◆ GIVEN INSTRUCTION: From the listing below, return each line that includes "title".

◆ MATERIAL FOR THIS TASK:
=====

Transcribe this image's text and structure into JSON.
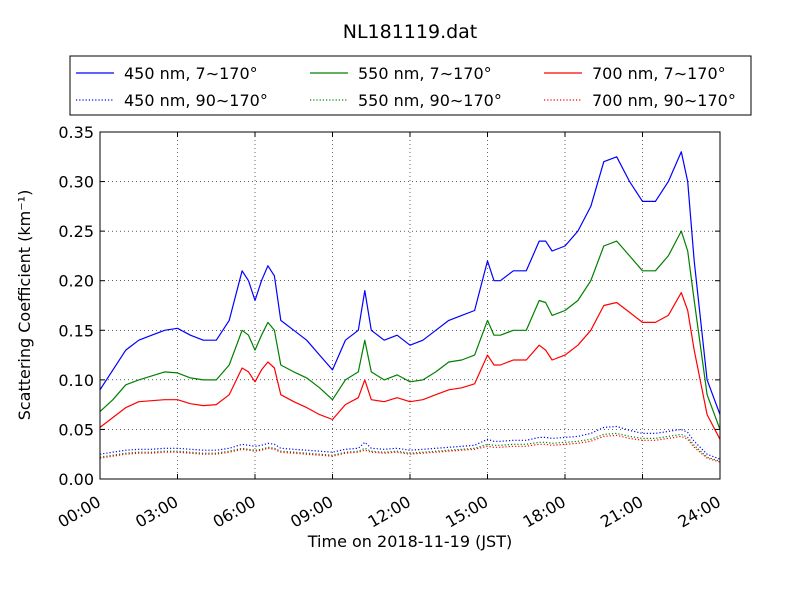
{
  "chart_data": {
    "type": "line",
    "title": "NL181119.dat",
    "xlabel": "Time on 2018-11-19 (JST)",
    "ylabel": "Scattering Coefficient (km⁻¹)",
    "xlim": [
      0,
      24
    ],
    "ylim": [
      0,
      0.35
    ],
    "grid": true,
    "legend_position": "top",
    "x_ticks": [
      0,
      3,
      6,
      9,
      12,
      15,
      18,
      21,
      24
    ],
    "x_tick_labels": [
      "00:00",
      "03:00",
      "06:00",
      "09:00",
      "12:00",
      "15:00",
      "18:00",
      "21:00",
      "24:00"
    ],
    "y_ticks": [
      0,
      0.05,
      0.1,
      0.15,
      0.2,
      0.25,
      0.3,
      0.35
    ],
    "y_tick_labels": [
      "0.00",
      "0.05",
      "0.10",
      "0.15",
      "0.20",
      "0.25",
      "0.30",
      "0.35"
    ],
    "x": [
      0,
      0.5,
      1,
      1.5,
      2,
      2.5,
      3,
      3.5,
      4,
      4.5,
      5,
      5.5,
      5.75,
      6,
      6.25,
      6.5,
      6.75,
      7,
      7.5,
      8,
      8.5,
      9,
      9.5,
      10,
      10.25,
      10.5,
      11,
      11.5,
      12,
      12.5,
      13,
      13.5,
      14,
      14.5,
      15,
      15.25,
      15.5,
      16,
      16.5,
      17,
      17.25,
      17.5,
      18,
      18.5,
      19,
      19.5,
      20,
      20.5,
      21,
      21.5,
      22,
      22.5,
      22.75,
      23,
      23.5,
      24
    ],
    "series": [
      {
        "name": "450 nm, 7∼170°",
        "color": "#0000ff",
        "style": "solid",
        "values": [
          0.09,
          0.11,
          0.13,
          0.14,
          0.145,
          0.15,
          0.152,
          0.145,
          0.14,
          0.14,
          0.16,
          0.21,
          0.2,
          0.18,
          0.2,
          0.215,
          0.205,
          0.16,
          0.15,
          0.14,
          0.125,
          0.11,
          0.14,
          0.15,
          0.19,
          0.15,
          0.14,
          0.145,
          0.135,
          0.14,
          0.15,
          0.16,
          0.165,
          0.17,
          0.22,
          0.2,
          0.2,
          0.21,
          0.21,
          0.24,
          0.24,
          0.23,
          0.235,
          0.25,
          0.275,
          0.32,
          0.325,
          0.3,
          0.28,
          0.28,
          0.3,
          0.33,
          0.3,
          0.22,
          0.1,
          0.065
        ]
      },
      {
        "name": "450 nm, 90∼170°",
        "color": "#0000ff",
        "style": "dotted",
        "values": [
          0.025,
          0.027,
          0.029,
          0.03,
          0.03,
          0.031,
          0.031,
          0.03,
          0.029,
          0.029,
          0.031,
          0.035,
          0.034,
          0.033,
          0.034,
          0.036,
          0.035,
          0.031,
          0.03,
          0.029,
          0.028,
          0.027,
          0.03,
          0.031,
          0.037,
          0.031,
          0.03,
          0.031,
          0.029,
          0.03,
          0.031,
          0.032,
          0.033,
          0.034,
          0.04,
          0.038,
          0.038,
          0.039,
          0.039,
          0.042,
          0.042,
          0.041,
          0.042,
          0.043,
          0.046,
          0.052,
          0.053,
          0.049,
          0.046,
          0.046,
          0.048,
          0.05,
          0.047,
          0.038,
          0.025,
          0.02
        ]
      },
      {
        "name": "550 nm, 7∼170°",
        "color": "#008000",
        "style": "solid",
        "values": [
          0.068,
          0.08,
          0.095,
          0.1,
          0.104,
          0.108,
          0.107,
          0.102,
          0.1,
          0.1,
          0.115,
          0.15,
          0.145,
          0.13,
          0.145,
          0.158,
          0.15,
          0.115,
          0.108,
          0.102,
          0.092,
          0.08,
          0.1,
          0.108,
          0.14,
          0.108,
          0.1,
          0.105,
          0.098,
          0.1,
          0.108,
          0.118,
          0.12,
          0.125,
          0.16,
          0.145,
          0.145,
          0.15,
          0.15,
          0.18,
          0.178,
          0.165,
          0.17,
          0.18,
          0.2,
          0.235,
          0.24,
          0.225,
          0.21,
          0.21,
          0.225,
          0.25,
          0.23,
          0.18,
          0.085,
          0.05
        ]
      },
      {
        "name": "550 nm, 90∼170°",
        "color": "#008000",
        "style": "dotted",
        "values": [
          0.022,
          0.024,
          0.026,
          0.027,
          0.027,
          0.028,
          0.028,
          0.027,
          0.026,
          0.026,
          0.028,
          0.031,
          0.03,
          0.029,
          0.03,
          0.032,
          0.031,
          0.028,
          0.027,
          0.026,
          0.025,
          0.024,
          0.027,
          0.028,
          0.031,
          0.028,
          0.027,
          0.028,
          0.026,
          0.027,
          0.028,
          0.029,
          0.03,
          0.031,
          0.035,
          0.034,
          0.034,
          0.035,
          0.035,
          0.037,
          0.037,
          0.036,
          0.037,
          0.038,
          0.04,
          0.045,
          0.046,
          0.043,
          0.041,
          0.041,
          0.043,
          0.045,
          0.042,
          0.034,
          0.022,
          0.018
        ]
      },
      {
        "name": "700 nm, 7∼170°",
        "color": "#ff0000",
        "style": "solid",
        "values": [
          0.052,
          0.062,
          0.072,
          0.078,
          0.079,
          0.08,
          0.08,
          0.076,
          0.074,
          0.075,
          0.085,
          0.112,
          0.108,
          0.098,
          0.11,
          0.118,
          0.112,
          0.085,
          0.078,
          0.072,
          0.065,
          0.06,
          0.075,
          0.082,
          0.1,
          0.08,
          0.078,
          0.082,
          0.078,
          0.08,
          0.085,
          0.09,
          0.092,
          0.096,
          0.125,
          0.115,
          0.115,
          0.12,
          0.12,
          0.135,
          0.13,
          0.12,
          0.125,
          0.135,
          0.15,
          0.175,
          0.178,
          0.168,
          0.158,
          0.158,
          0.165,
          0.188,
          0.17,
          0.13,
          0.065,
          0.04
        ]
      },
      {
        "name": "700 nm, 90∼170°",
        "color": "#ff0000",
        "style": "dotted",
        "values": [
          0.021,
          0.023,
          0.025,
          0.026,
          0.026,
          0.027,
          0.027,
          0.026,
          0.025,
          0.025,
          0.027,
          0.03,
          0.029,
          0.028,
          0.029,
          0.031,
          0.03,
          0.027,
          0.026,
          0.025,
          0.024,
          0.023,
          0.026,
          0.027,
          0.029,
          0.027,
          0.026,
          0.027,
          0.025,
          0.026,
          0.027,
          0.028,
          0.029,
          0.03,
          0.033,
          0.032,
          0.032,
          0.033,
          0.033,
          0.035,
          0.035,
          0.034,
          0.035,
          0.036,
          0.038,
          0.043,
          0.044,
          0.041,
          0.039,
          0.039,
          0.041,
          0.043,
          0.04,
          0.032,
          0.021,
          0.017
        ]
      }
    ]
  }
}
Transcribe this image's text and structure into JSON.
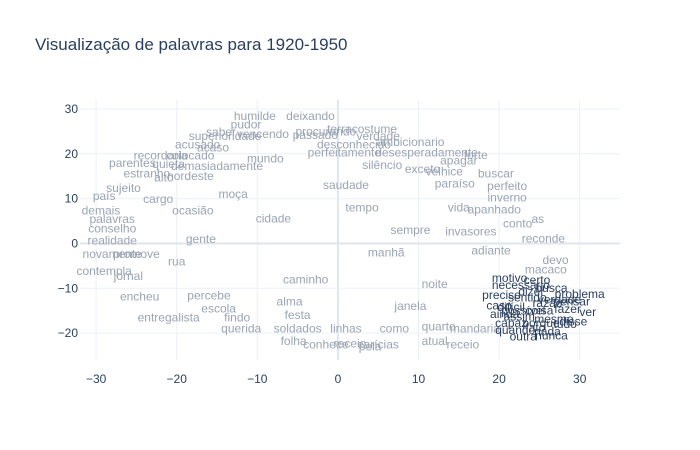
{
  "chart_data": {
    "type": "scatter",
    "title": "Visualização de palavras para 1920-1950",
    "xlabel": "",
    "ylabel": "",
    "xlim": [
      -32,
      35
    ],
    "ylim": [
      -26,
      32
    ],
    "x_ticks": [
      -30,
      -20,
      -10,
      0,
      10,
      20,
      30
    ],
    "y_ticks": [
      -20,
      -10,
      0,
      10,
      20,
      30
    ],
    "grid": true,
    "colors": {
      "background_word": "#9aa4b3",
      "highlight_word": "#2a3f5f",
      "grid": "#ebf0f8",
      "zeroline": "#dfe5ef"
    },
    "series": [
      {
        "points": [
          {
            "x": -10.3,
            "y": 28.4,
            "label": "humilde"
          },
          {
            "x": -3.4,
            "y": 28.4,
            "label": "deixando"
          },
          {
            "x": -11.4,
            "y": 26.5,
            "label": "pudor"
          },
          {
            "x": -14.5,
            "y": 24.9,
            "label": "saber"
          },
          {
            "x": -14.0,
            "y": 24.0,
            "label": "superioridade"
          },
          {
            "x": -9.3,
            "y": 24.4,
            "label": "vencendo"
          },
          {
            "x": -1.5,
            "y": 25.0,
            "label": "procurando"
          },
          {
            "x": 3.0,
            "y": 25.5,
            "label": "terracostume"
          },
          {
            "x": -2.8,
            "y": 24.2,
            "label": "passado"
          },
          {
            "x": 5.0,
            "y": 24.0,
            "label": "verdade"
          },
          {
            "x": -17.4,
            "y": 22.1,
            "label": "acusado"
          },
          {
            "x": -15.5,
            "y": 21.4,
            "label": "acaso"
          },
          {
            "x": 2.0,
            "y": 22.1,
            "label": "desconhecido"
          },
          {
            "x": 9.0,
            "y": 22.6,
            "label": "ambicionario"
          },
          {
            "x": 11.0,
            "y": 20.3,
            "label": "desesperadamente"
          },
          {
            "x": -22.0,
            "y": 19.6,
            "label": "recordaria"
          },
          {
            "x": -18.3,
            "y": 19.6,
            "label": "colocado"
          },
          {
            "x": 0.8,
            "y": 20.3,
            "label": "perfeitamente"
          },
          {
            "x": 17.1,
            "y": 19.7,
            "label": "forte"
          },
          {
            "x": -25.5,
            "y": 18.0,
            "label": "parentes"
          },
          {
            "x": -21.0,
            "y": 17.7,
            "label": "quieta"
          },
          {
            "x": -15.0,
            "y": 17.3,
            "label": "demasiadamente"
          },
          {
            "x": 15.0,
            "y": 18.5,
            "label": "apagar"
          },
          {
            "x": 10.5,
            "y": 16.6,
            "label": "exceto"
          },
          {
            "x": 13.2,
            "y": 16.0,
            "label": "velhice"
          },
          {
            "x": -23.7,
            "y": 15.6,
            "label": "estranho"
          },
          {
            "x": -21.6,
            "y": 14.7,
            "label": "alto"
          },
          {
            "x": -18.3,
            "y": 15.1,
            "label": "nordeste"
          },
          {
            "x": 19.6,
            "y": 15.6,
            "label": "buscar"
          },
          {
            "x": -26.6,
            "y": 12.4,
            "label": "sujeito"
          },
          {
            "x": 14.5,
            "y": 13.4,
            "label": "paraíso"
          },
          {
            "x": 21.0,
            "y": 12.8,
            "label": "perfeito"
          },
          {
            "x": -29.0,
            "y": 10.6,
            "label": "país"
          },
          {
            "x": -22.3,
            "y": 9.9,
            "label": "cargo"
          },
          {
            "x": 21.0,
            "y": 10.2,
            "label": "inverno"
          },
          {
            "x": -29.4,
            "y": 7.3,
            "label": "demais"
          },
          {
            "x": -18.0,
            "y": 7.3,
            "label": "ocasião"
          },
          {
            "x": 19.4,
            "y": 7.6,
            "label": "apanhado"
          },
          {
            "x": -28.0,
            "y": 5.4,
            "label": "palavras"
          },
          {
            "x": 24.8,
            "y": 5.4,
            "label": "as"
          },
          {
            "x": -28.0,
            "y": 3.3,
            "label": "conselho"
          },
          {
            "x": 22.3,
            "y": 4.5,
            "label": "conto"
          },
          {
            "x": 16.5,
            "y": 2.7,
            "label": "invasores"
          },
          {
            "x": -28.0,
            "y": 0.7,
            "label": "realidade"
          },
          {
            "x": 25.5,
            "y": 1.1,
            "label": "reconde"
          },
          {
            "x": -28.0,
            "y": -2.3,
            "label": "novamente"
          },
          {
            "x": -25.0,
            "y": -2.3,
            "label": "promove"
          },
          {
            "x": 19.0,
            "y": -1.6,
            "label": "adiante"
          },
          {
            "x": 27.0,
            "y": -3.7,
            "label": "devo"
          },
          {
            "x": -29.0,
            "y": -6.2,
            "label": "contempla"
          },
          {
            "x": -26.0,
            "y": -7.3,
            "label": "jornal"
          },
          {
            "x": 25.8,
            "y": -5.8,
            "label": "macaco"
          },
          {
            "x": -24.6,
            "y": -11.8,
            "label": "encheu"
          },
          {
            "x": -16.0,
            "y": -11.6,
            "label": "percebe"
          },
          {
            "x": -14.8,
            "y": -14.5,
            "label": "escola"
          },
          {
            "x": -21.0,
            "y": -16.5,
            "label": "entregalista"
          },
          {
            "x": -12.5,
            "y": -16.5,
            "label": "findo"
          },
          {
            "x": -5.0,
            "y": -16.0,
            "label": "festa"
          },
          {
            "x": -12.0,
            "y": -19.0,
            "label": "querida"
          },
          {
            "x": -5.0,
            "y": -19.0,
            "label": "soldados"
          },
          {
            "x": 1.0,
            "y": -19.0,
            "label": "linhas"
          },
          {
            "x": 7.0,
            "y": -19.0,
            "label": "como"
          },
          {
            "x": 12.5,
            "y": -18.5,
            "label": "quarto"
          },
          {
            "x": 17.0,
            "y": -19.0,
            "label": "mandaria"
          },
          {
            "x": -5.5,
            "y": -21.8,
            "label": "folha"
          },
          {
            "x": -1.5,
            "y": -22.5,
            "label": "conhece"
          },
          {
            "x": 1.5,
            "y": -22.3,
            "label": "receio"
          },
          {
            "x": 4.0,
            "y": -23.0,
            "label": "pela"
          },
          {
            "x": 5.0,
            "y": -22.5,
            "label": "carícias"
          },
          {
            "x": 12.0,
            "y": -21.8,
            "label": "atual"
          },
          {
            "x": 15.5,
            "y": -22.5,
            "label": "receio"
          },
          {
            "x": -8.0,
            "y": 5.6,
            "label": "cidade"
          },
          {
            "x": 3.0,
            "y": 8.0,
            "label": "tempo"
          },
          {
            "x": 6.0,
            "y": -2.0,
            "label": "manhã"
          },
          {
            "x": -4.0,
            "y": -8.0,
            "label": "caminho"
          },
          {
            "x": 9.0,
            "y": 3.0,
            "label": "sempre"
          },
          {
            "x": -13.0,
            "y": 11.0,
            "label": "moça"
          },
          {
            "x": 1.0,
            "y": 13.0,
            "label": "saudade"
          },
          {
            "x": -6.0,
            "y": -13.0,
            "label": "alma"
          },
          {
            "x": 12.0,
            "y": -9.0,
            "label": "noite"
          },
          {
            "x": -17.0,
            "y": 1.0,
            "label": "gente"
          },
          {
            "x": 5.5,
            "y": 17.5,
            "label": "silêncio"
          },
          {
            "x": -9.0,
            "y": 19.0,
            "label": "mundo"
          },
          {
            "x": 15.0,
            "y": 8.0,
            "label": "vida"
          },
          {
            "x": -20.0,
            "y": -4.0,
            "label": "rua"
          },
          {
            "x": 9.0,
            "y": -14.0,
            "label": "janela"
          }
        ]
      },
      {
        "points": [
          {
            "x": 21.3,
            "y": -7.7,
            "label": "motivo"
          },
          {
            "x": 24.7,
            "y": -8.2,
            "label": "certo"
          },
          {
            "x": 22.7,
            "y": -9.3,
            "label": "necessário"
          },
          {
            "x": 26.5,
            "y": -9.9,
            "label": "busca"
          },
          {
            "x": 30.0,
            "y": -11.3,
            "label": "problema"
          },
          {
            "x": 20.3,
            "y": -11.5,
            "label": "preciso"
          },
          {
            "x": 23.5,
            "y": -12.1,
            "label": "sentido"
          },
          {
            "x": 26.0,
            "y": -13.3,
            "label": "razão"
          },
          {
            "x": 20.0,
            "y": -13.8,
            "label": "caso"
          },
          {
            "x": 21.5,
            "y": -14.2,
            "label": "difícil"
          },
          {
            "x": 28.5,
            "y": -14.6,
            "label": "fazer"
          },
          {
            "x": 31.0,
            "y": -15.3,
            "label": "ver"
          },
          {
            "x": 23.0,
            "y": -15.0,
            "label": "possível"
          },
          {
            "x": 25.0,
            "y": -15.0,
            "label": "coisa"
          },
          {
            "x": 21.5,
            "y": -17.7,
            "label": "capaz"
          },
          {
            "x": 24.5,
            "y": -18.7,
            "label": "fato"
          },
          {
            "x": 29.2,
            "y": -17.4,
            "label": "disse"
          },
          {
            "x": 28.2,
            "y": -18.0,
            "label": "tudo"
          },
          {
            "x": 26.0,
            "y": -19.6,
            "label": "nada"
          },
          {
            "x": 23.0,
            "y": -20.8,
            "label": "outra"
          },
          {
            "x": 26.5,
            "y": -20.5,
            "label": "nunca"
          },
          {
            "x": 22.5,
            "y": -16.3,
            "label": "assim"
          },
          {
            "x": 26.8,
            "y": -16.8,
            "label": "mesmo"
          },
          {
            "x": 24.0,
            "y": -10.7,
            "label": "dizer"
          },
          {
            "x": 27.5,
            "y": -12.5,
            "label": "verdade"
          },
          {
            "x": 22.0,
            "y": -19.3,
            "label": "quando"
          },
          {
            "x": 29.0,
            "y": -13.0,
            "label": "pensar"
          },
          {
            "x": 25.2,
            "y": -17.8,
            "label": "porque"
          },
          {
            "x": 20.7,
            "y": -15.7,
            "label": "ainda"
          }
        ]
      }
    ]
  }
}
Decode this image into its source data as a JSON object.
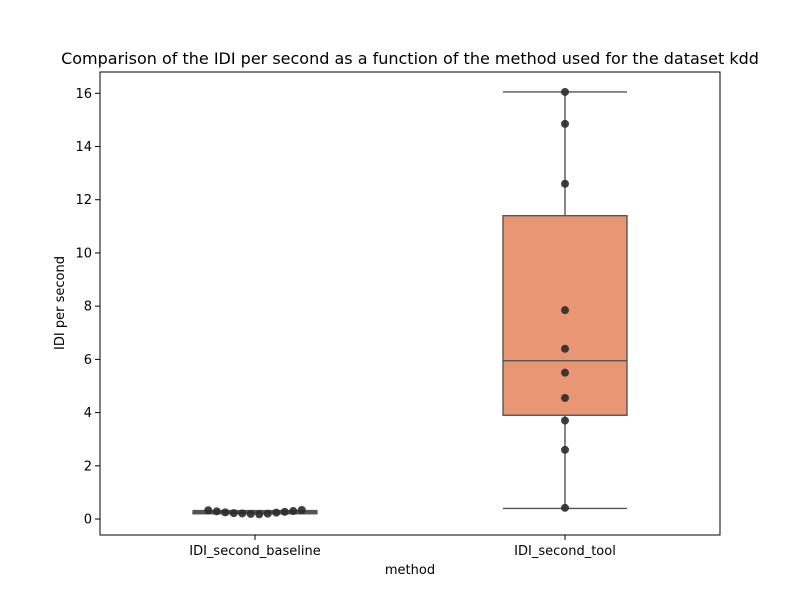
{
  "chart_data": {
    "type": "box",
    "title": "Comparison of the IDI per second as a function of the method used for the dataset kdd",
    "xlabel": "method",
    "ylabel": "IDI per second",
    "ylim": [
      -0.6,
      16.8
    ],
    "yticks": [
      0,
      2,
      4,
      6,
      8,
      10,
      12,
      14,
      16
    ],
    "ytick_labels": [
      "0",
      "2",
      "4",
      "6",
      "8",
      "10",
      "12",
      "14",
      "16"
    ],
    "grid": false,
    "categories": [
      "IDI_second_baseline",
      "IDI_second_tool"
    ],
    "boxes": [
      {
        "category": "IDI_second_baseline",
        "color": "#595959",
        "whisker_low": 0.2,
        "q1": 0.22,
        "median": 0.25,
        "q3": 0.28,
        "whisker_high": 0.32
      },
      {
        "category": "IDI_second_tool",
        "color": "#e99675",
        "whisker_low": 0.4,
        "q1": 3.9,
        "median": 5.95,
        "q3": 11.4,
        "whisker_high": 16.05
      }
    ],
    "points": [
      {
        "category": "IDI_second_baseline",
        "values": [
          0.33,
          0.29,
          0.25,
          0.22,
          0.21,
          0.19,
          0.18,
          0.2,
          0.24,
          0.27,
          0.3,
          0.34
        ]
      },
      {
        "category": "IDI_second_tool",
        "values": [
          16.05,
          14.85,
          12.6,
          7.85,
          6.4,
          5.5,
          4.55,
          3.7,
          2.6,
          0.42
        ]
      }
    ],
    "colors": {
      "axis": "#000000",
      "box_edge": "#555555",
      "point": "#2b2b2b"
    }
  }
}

=====

◆ ANSWER TO THE EXERCISE:
    "title": "NL181119.dat",
    "title": "Visualização de palavras para 1920-1950",
    "title": "Comparison of the IDI per second as a function of the method used for the dataset kdd",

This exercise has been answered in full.